Répondez à ces questions d'après le texte sur l'exposition :
1. Combien d'ensembles haut-parleur/micro compte l'installation «Sitting for decades» ?
2. Quel objet figure sur la première photo de la série de polaroïds de Mary Lucier ?
3. Combien de traductions seront réalisées au total pendant la durée de l'exposition ?

Extrait fourni:

★ ★ ★ ★ ★

Une exposition en trois mouvements

Trois installations sont proposées dans l’exposition. La principale, «Sitting for decades», qui a donné son titre à l’exposition, s’inspire directement de l’œuvre «I am sitting in a room». «Le principe est simple: une voix, celle de Lucier, est diffusée dans une salle sur cinq ensembles de haut-parleurs. Cette voix ainsi que tous les sons présents dans la pièce sont réenregistrés par l’intermédiaire de micros. Au total, il y a cinq ensembles haut-parleur/micro, un par décennie. 

Puis ce nouvel enregistrement est de nouveau diffusé dans l’espace, puis réenregistré, puis rediffusé, et ainsi de suite. Au fur et à mesure, la voix disparaît au profit de l’acoustique de la pièce, qui devient de plus en plus audible, tant et si bien qu’à la fin, on ne comprend ni n’entend plus bien la voix», explique Patrick Muller.

Patrick Muller a interviewé Alvin Lucier à New York pour cette exposition. (Photo: Patrick Muller)

Patrick Muller a interviewé Alvin Lucier à New York pour cette exposition. (Photo: Patrick Muller)

La seconde œuvre, «Progression», est une installation audiovisuelle. «Lors de la première de ‘Sitting in a room’, la femme de Lucier, Mary Lucier, a fait une analogie de cette œuvre, mais du côté visuel. Elle a réalisé une série de polaroids qui démarre avec une photo de fauteuil. Cette première photo est rephotographiée, puis la nouvelle photo sert de support pour une nouvelle photo… et ainsi de suite. Le processus est répété plus d’une vingtaine de fois, et à la fin, on ne reconnaît plus l’objet photographié au départ, à savoir le fauteuil. C’est le même principe que celui utilisé dans l’œuvre de Lucier, mais appliqué à la photographie. Ce travail a été projeté sous forme de diapositive à l’occasion de la première représentation de «I am sitting in a room» au Guggenheim de New York en 1970. M’inspirant de ce travail, «Progression» tente d’entrelacer deux processus, le niveau acoustique et le niveau visuel. J’ai ainsi demandé à Olivier Pestiaux, un artiste visuel, et au musicien Guy Frisch de réaliser à tour de rôle une traduction de leur travail, alternant le niveau visuel et le niveau acoustique.» Ainsi, Pestiaux réalisera une traduction visuelle de la musique de Frisch, qui réalisera à son tour une traduction musicale du dessin de Pestiaux. Au total, dix-neuf traductions seront réalisées pendant la durée de l’exposition. «Nous ne savons pas ce que sera le résultat. Je donne juste un cadre de travail pour cette expérience aléatoire, à l’image de ce qu’a pu faire John Cage.»

★ ★ ★ ★ ★

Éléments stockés
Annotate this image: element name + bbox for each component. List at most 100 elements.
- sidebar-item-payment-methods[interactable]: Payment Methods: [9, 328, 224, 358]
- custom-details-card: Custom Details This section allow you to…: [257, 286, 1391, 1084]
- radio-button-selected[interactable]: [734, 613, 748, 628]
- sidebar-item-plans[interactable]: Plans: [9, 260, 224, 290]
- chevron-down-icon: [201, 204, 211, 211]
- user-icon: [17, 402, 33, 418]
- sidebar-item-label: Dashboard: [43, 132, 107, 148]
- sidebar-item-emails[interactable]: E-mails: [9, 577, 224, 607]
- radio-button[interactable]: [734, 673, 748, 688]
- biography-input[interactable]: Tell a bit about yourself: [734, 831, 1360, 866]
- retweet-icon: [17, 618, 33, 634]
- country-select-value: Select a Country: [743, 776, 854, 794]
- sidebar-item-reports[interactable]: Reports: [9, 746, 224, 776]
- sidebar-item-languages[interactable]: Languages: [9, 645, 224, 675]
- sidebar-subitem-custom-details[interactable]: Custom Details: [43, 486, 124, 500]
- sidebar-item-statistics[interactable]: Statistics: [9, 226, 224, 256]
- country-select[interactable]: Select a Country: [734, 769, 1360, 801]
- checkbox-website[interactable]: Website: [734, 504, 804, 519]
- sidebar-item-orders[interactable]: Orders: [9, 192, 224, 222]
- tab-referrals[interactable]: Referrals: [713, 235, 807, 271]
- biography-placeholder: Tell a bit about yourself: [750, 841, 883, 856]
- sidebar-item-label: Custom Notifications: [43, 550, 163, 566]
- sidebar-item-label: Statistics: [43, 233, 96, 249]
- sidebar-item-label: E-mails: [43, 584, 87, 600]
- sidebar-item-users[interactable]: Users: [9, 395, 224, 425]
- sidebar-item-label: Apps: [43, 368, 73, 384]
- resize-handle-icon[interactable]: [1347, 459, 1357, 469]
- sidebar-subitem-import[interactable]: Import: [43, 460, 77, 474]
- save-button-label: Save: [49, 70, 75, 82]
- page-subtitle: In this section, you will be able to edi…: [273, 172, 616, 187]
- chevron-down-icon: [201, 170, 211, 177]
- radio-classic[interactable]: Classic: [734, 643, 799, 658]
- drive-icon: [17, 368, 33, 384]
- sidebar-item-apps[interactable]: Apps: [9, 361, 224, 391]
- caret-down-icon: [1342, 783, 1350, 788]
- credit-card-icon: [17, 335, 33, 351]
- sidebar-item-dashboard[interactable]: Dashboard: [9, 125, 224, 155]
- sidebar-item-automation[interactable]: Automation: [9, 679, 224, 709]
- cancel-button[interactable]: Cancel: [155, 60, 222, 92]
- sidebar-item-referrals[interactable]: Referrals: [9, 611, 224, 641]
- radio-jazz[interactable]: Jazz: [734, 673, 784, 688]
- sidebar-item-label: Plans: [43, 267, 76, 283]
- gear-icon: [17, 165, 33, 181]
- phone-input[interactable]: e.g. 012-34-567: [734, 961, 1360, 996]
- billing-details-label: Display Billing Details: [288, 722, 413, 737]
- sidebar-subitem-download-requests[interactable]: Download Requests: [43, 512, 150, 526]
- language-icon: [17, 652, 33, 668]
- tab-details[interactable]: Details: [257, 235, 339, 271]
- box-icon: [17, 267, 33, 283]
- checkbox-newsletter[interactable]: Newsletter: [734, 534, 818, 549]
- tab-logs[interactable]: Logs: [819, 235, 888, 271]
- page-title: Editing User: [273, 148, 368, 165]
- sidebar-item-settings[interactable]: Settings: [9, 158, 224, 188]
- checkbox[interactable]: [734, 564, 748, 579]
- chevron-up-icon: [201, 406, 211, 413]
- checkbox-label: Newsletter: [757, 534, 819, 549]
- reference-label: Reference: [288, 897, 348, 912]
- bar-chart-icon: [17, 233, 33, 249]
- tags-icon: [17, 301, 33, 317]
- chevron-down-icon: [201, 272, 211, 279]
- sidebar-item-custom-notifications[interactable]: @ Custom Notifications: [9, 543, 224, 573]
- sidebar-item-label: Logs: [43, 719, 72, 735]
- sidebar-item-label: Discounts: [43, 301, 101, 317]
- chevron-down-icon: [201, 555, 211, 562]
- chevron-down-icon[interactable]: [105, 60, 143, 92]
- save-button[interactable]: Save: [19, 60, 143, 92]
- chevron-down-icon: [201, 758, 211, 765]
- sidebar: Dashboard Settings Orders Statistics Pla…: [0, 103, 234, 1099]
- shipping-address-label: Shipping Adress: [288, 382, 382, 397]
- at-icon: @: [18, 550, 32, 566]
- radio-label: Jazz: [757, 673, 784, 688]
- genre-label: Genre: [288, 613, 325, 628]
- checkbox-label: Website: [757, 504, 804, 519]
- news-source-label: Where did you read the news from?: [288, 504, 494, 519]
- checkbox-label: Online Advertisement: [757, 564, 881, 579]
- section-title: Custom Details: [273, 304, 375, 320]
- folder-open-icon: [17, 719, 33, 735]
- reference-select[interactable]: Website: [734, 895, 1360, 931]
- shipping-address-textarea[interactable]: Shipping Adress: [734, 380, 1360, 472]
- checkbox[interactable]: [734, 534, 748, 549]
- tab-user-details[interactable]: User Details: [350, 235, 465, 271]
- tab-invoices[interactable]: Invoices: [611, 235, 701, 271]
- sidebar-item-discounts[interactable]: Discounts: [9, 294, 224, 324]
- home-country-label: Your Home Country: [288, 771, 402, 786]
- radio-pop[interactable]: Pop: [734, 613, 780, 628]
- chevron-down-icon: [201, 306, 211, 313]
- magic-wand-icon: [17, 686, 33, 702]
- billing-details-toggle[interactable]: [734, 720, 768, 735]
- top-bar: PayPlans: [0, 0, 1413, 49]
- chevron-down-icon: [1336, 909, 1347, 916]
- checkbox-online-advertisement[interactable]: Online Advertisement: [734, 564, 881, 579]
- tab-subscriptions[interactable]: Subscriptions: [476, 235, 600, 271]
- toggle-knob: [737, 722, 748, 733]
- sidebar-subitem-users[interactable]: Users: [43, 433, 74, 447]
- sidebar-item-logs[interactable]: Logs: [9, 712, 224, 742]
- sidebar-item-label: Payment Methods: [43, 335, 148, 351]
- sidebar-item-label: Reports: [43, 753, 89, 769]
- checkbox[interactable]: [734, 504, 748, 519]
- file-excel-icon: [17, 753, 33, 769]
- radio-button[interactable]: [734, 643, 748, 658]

★ ★ ★ ★ ★

Résultat attendu:
1. Cinq ensembles, un par décennie.
2. Un fauteuil.
3. Dix-neuf traductions.